▸ **Problem to work on**: Give the data below again exactly as written, without its pictures.

▸ **Data lines**:
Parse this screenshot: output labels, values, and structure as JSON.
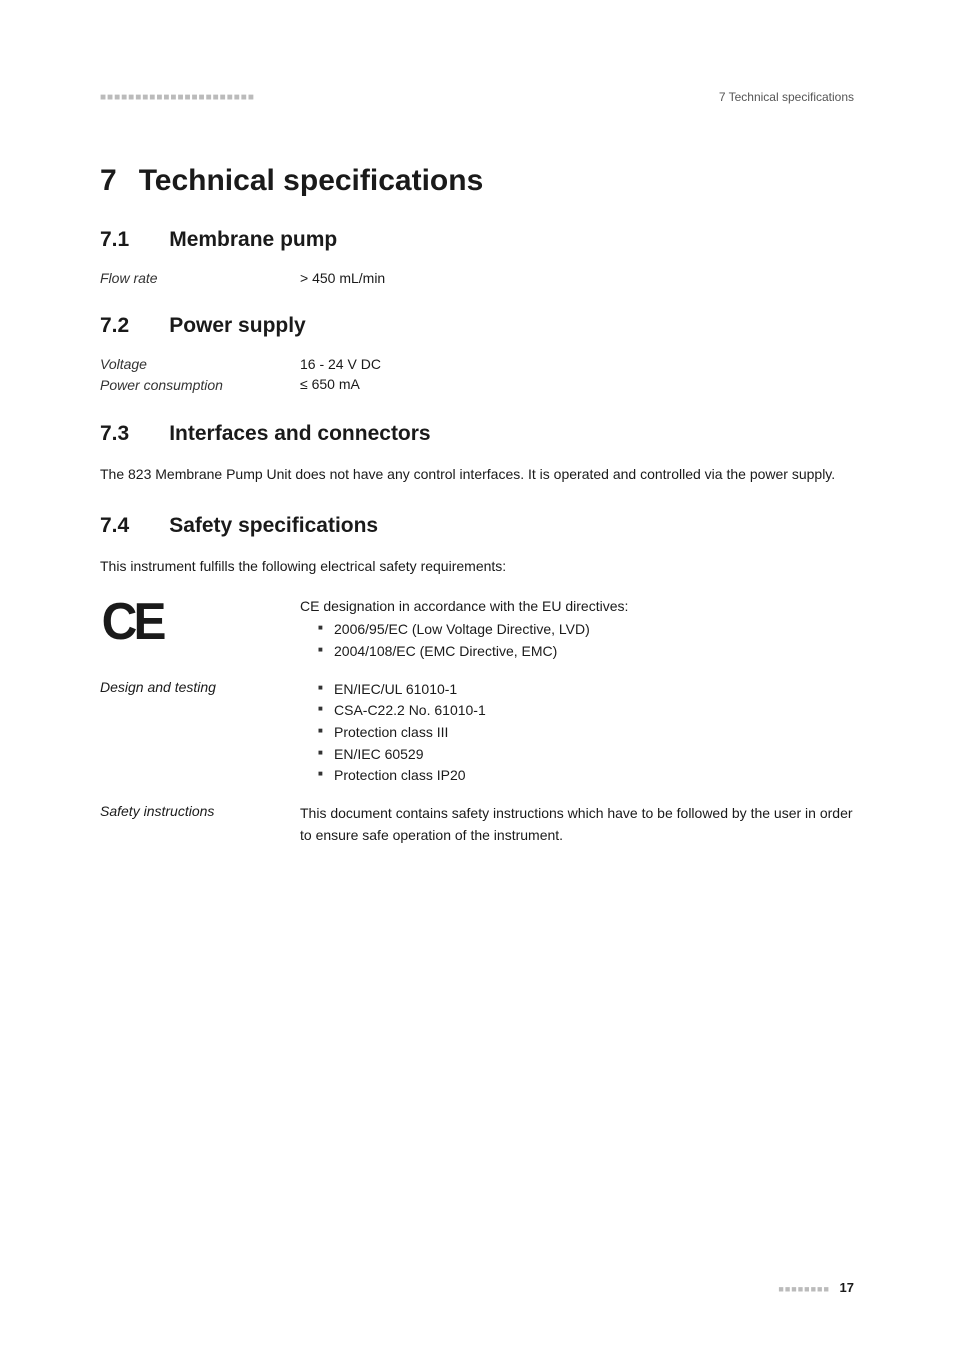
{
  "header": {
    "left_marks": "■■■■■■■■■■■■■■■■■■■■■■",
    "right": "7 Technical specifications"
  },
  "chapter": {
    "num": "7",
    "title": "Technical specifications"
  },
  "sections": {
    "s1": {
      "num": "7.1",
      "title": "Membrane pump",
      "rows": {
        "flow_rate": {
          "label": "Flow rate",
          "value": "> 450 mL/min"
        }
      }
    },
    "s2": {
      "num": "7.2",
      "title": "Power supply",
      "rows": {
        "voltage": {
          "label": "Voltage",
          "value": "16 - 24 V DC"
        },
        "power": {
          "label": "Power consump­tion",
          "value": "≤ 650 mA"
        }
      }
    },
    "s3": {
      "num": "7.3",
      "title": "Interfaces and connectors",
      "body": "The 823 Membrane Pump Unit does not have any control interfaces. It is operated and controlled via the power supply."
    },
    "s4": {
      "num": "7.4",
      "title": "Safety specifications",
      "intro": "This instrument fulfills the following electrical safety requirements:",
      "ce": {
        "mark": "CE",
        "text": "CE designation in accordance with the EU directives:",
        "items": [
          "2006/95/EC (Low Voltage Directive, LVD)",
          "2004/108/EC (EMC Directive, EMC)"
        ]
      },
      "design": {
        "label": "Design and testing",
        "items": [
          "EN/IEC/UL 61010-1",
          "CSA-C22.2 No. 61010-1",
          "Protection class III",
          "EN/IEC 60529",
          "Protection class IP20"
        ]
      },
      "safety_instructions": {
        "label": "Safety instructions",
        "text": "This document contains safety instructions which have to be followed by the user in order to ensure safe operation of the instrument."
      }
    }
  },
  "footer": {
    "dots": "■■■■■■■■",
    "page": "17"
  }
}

▸ **Exercise solution**:
Parse this screenshot: output labels, values, and structure as JSON.
{
  "header": {
    "left_marks": "■■■■■■■■■■■■■■■■■■■■■■",
    "right": "7 Technical specifications"
  },
  "chapter": {
    "num": "7",
    "title": "Technical specifications"
  },
  "sections": {
    "s1": {
      "num": "7.1",
      "title": "Membrane pump",
      "rows": {
        "flow_rate": {
          "label": "Flow rate",
          "value": "> 450 mL/min"
        }
      }
    },
    "s2": {
      "num": "7.2",
      "title": "Power supply",
      "rows": {
        "voltage": {
          "label": "Voltage",
          "value": "16 - 24 V DC"
        },
        "power": {
          "label": "Power consump­tion",
          "value": "≤ 650 mA"
        }
      }
    },
    "s3": {
      "num": "7.3",
      "title": "Interfaces and connectors",
      "body": "The 823 Membrane Pump Unit does not have any control interfaces. It is operated and controlled via the power supply."
    },
    "s4": {
      "num": "7.4",
      "title": "Safety specifications",
      "intro": "This instrument fulfills the following electrical safety requirements:",
      "ce": {
        "mark": "CE",
        "text": "CE designation in accordance with the EU directives:",
        "items": [
          "2006/95/EC (Low Voltage Directive, LVD)",
          "2004/108/EC (EMC Directive, EMC)"
        ]
      },
      "design": {
        "label": "Design and testing",
        "items": [
          "EN/IEC/UL 61010-1",
          "CSA-C22.2 No. 61010-1",
          "Protection class III",
          "EN/IEC 60529",
          "Protection class IP20"
        ]
      },
      "safety_instructions": {
        "label": "Safety instructions",
        "text": "This document contains safety instructions which have to be followed by the user in order to ensure safe operation of the instrument."
      }
    }
  },
  "footer": {
    "dots": "■■■■■■■■",
    "page": "17"
  }
}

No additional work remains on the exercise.